Recorded data
━━━━━━━━━━

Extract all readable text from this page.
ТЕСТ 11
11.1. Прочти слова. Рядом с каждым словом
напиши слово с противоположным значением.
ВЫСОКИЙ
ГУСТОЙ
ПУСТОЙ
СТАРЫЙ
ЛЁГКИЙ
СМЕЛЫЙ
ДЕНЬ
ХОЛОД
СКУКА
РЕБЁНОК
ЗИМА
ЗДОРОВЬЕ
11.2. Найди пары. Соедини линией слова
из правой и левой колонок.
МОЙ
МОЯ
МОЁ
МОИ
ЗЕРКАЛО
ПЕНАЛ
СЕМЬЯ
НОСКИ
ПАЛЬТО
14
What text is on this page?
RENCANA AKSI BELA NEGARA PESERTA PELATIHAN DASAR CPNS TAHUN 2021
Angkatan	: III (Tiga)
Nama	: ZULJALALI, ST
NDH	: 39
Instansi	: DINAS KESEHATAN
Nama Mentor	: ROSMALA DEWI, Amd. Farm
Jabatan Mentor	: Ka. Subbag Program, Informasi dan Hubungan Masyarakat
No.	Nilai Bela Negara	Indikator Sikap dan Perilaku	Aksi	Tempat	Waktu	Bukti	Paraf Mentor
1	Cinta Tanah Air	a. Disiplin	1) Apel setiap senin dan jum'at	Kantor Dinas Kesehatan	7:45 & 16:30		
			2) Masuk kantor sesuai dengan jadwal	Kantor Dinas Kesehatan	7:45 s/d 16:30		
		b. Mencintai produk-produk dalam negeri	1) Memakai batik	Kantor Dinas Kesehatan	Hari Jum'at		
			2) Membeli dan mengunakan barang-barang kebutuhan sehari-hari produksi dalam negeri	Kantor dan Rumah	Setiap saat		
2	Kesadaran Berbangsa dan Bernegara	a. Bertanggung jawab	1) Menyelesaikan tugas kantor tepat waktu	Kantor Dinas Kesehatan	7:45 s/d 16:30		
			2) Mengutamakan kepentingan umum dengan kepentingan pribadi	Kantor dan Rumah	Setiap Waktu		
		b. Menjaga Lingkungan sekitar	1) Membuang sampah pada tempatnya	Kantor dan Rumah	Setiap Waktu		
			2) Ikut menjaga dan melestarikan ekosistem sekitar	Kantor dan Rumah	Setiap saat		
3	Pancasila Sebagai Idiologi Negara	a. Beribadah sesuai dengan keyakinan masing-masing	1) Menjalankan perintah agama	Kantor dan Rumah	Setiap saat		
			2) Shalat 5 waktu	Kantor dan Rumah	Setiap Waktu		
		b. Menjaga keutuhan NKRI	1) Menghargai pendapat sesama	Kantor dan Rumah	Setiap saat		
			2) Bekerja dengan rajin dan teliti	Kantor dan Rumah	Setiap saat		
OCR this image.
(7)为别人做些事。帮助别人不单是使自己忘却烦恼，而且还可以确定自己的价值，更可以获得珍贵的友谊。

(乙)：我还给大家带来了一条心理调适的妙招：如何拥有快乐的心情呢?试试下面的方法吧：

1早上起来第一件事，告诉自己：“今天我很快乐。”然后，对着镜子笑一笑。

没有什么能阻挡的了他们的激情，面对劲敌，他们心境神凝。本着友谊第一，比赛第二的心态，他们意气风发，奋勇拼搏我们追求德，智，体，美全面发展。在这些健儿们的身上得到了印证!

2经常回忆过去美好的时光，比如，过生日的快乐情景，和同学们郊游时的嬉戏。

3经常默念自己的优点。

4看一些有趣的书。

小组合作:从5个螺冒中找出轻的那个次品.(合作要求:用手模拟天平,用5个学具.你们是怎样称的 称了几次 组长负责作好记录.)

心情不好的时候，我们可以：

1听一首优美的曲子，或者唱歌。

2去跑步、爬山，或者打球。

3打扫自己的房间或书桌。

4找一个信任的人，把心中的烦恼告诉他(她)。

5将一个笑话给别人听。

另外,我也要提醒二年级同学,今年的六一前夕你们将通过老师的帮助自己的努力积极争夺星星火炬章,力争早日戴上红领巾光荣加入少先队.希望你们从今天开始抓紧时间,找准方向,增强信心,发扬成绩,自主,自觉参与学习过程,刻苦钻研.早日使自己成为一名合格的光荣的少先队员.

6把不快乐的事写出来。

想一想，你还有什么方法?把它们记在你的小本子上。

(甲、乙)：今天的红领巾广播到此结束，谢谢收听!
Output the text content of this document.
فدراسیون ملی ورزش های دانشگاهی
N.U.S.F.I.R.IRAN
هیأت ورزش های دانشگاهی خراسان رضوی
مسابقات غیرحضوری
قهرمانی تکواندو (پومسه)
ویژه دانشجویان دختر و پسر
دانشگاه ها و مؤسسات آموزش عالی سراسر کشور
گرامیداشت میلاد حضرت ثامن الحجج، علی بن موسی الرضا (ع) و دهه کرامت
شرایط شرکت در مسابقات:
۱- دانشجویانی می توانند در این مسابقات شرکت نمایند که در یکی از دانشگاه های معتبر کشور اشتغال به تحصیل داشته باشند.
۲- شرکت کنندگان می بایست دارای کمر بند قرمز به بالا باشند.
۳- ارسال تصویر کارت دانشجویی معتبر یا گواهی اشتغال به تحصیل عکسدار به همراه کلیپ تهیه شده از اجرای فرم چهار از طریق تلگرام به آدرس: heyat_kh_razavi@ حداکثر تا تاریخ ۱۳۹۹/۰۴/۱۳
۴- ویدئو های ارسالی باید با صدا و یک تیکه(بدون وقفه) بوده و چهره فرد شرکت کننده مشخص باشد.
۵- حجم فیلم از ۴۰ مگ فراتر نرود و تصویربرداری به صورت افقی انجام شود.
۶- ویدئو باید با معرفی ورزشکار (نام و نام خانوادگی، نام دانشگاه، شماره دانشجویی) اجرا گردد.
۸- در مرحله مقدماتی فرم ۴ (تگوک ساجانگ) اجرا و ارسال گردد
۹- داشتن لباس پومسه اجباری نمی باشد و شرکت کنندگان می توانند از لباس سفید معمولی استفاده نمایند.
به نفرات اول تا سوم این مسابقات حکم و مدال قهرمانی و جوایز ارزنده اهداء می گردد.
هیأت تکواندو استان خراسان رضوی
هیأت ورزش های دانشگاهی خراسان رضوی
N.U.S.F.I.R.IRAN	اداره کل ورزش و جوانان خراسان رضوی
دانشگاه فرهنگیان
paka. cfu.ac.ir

━━━━━━━━━━

Written exercise: Set down, word for word, every line from the line that holds "Output the text content of this document." to the end of the entries above, including both ends.

Reply to the exercise:
Output the text content of this document.
فدراسیون ملی ورزش های دانشگاهی
N.U.S.F.I.R.IRAN
هیأت ورزش های دانشگاهی خراسان رضوی
مسابقات غیرحضوری
قهرمانی تکواندو (پومسه)
ویژه دانشجویان دختر و پسر
دانشگاه ها و مؤسسات آموزش عالی سراسر کشور
گرامیداشت میلاد حضرت ثامن الحجج، علی بن موسی الرضا (ع) و دهه کرامت
شرایط شرکت در مسابقات:
۱- دانشجویانی می توانند در این مسابقات شرکت نمایند که در یکی از دانشگاه های معتبر کشور اشتغال به تحصیل داشته باشند.
۲- شرکت کنندگان می بایست دارای کمر بند قرمز به بالا باشند.
۳- ارسال تصویر کارت دانشجویی معتبر یا گواهی اشتغال به تحصیل عکسدار به همراه کلیپ تهیه شده از اجرای فرم چهار از طریق تلگرام به آدرس: heyat_kh_razavi@ حداکثر تا تاریخ ۱۳۹۹/۰۴/۱۳
۴- ویدئو های ارسالی باید با صدا و یک تیکه(بدون وقفه) بوده و چهره فرد شرکت کننده مشخص باشد.
۵- حجم فیلم از ۴۰ مگ فراتر نرود و تصویربرداری به صورت افقی انجام شود.
۶- ویدئو باید با معرفی ورزشکار (نام و نام خانوادگی، نام دانشگاه، شماره دانشجویی) اجرا گردد.
۸- در مرحله مقدماتی فرم ۴ (تگوک ساجانگ) اجرا و ارسال گردد
۹- داشتن لباس پومسه اجباری نمی باشد و شرکت کنندگان می توانند از لباس سفید معمولی استفاده نمایند.
به نفرات اول تا سوم این مسابقات حکم و مدال قهرمانی و جوایز ارزنده اهداء می گردد.
هیأت تکواندو استان خراسان رضوی
هیأت ورزش های دانشگاهی خراسان رضوی
N.U.S.F.I.R.IRAN	اداره کل ورزش و جوانان خراسان رضوی
دانشگاه فرهنگیان
paka. cfu.ac.ir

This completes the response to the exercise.